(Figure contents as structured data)
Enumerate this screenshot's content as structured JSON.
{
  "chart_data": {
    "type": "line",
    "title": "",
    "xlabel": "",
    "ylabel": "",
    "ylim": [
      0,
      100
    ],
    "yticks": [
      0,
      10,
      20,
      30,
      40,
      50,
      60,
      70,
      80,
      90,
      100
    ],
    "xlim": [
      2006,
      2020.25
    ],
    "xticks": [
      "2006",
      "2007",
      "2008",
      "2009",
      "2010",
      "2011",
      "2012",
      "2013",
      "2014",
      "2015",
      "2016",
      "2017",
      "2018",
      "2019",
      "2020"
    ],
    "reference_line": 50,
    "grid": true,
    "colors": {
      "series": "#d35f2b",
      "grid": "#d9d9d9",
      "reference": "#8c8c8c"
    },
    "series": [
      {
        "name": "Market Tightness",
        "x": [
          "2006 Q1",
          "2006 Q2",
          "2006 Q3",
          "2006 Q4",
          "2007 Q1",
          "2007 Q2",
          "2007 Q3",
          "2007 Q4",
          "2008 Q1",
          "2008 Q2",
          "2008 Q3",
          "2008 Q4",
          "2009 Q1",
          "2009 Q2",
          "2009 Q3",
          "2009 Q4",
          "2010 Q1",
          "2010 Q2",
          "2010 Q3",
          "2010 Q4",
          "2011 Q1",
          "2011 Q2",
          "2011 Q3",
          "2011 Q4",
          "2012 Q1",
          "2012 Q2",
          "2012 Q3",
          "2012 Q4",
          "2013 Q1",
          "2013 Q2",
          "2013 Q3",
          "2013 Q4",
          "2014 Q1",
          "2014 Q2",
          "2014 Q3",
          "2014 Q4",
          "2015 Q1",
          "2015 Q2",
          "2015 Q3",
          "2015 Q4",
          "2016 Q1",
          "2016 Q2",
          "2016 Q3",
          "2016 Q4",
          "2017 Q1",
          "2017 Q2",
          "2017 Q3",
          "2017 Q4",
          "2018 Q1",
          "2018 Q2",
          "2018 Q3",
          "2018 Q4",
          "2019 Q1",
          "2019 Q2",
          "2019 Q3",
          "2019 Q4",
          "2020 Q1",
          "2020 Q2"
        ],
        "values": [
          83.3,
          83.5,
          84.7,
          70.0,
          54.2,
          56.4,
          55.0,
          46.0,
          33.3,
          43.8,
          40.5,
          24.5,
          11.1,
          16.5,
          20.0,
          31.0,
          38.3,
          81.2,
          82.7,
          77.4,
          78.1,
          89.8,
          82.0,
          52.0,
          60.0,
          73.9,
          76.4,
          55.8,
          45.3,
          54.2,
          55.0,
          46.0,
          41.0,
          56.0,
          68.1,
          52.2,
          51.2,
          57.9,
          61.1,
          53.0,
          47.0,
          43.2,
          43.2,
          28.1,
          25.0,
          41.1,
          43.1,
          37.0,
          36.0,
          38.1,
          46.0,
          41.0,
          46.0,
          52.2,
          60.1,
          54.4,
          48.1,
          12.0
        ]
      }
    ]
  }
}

■ STATED PROBLEM ■
Your task is to print the whole listing again exactly.

■ FINAL ANSWER ■
Enumerate this screenshot's content as structured JSON.
{
  "chart_data": {
    "type": "line",
    "title": "",
    "xlabel": "",
    "ylabel": "",
    "ylim": [
      0,
      100
    ],
    "yticks": [
      0,
      10,
      20,
      30,
      40,
      50,
      60,
      70,
      80,
      90,
      100
    ],
    "xlim": [
      2006,
      2020.25
    ],
    "xticks": [
      "2006",
      "2007",
      "2008",
      "2009",
      "2010",
      "2011",
      "2012",
      "2013",
      "2014",
      "2015",
      "2016",
      "2017",
      "2018",
      "2019",
      "2020"
    ],
    "reference_line": 50,
    "grid": true,
    "colors": {
      "series": "#d35f2b",
      "grid": "#d9d9d9",
      "reference": "#8c8c8c"
    },
    "series": [
      {
        "name": "Market Tightness",
        "x": [
          "2006 Q1",
          "2006 Q2",
          "2006 Q3",
          "2006 Q4",
          "2007 Q1",
          "2007 Q2",
          "2007 Q3",
          "2007 Q4",
          "2008 Q1",
          "2008 Q2",
          "2008 Q3",
          "2008 Q4",
          "2009 Q1",
          "2009 Q2",
          "2009 Q3",
          "2009 Q4",
          "2010 Q1",
          "2010 Q2",
          "2010 Q3",
          "2010 Q4",
          "2011 Q1",
          "2011 Q2",
          "2011 Q3",
          "2011 Q4",
          "2012 Q1",
          "2012 Q2",
          "2012 Q3",
          "2012 Q4",
          "2013 Q1",
          "2013 Q2",
          "2013 Q3",
          "2013 Q4",
          "2014 Q1",
          "2014 Q2",
          "2014 Q3",
          "2014 Q4",
          "2015 Q1",
          "2015 Q2",
          "2015 Q3",
          "2015 Q4",
          "2016 Q1",
          "2016 Q2",
          "2016 Q3",
          "2016 Q4",
          "2017 Q1",
          "2017 Q2",
          "2017 Q3",
          "2017 Q4",
          "2018 Q1",
          "2018 Q2",
          "2018 Q3",
          "2018 Q4",
          "2019 Q1",
          "2019 Q2",
          "2019 Q3",
          "2019 Q4",
          "2020 Q1",
          "2020 Q2"
        ],
        "values": [
          83.3,
          83.5,
          84.7,
          70.0,
          54.2,
          56.4,
          55.0,
          46.0,
          33.3,
          43.8,
          40.5,
          24.5,
          11.1,
          16.5,
          20.0,
          31.0,
          38.3,
          81.2,
          82.7,
          77.4,
          78.1,
          89.8,
          82.0,
          52.0,
          60.0,
          73.9,
          76.4,
          55.8,
          45.3,
          54.2,
          55.0,
          46.0,
          41.0,
          56.0,
          68.1,
          52.2,
          51.2,
          57.9,
          61.1,
          53.0,
          47.0,
          43.2,
          43.2,
          28.1,
          25.0,
          41.1,
          43.1,
          37.0,
          36.0,
          38.1,
          46.0,
          41.0,
          46.0,
          52.2,
          60.1,
          54.4,
          48.1,
          12.0
        ]
      }
    ]
  }
}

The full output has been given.